_STATED TASK_:
Word for word, quote all of the material, omitting the pictures.

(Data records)
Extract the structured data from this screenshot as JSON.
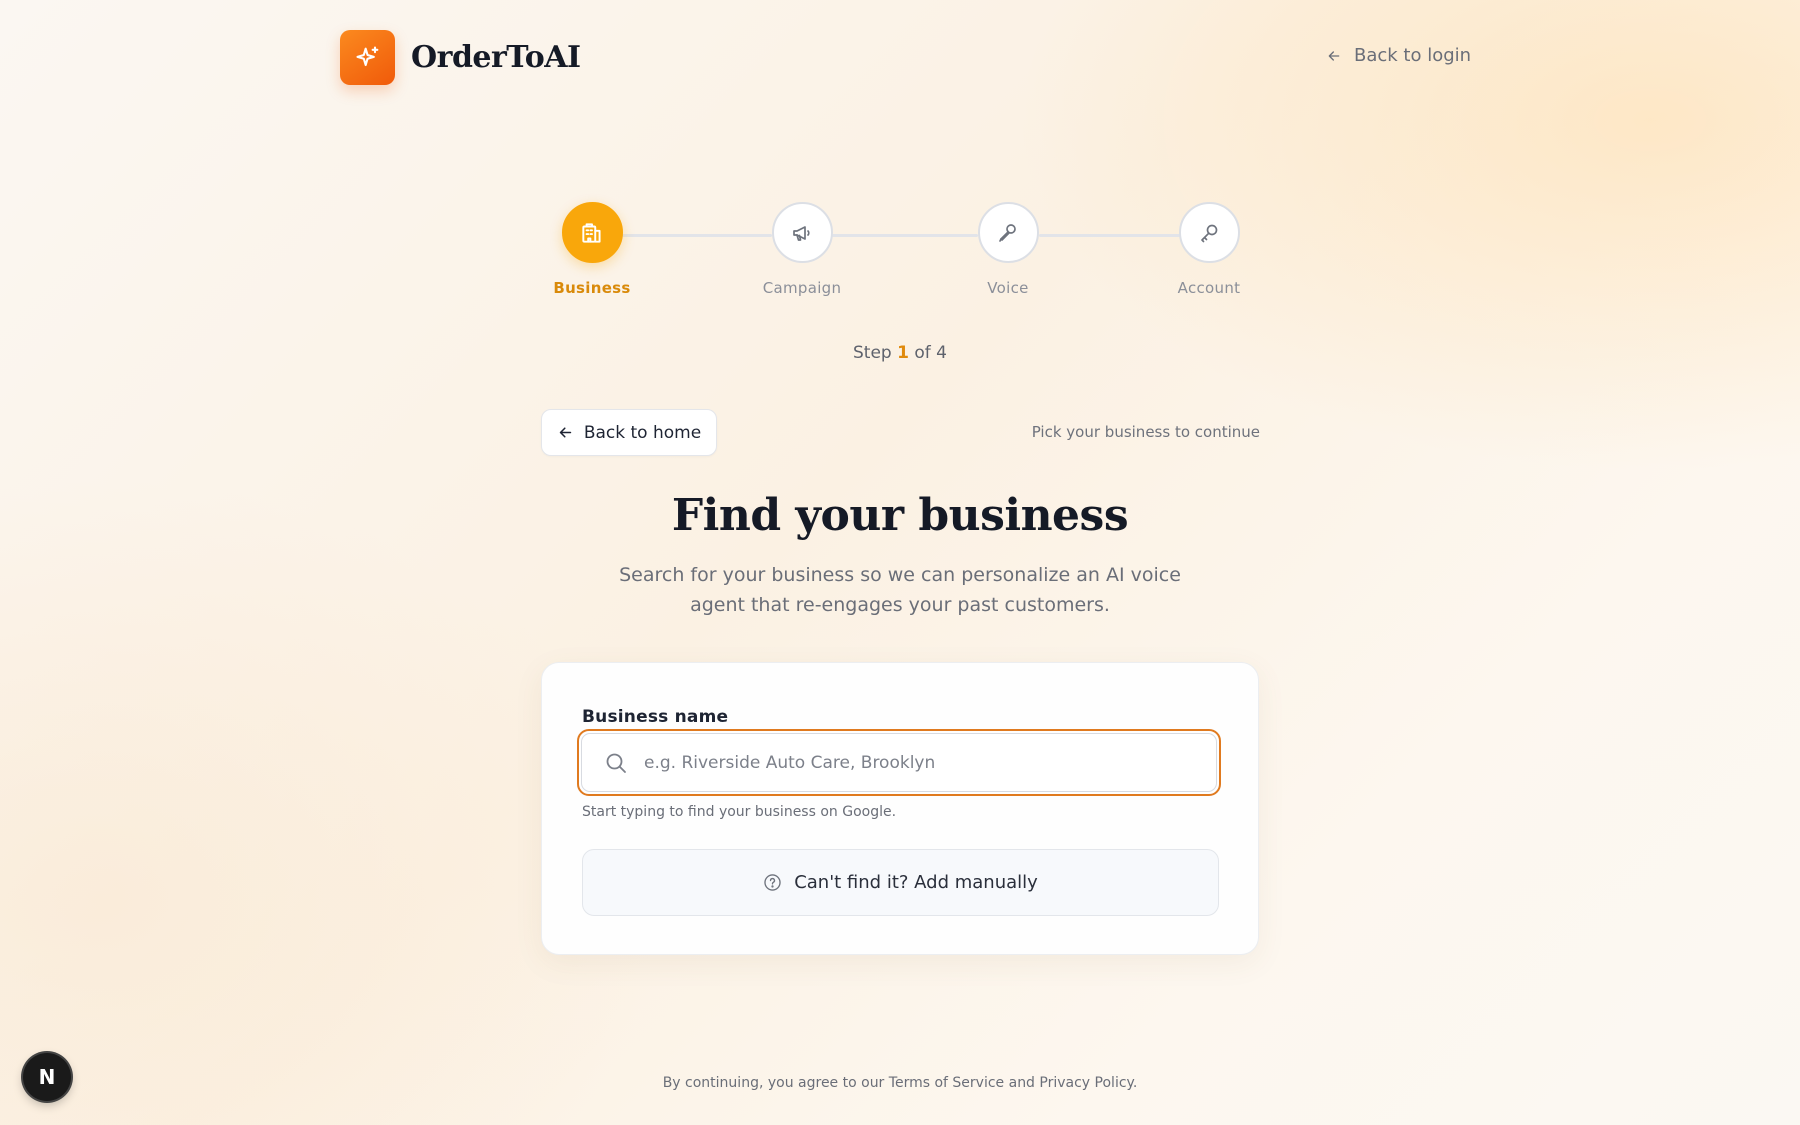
{
  "header": {
    "brand": "OrderToAI",
    "back_login": "Back to login"
  },
  "stepper": {
    "steps": [
      {
        "label": "Business",
        "icon": "building-icon",
        "active": true
      },
      {
        "label": "Campaign",
        "icon": "megaphone-icon",
        "active": false
      },
      {
        "label": "Voice",
        "icon": "microphone-icon",
        "active": false
      },
      {
        "label": "Account",
        "icon": "key-icon",
        "active": false
      }
    ],
    "step_prefix": "Step",
    "current": "1",
    "of_total": "of 4"
  },
  "nav": {
    "back_home": "Back to home",
    "hint": "Pick your business to continue"
  },
  "hero": {
    "title": "Find your business",
    "subtitle": "Search for your business so we can personalize an AI voice agent that re-engages your past customers."
  },
  "form": {
    "label": "Business name",
    "placeholder": "e.g. Riverside Auto Care, Brooklyn",
    "value": "",
    "helper": "Start typing to find your business on Google.",
    "manual_button": "Can't find it? Add manually"
  },
  "footer": {
    "prefix": "By continuing, you agree to our",
    "terms": "Terms of Service",
    "and": "and",
    "privacy": "Privacy Policy",
    "suffix": "."
  },
  "devtools": {
    "badge": "N"
  },
  "colors": {
    "brand_orange": "#f26a0f",
    "active_step": "#f9a70b",
    "focus_ring": "#e07a1f"
  }
}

_RESPONSE TO THE EXERCISE_:
Extract the structured data from this screenshot as JSON.
{
  "header": {
    "brand": "OrderToAI",
    "back_login": "Back to login"
  },
  "stepper": {
    "steps": [
      {
        "label": "Business",
        "icon": "building-icon",
        "active": true
      },
      {
        "label": "Campaign",
        "icon": "megaphone-icon",
        "active": false
      },
      {
        "label": "Voice",
        "icon": "microphone-icon",
        "active": false
      },
      {
        "label": "Account",
        "icon": "key-icon",
        "active": false
      }
    ],
    "step_prefix": "Step",
    "current": "1",
    "of_total": "of 4"
  },
  "nav": {
    "back_home": "Back to home",
    "hint": "Pick your business to continue"
  },
  "hero": {
    "title": "Find your business",
    "subtitle": "Search for your business so we can personalize an AI voice agent that re-engages your past customers."
  },
  "form": {
    "label": "Business name",
    "placeholder": "e.g. Riverside Auto Care, Brooklyn",
    "value": "",
    "helper": "Start typing to find your business on Google.",
    "manual_button": "Can't find it? Add manually"
  },
  "footer": {
    "prefix": "By continuing, you agree to our",
    "terms": "Terms of Service",
    "and": "and",
    "privacy": "Privacy Policy",
    "suffix": "."
  },
  "devtools": {
    "badge": "N"
  },
  "colors": {
    "brand_orange": "#f26a0f",
    "active_step": "#f9a70b",
    "focus_ring": "#e07a1f"
  }
}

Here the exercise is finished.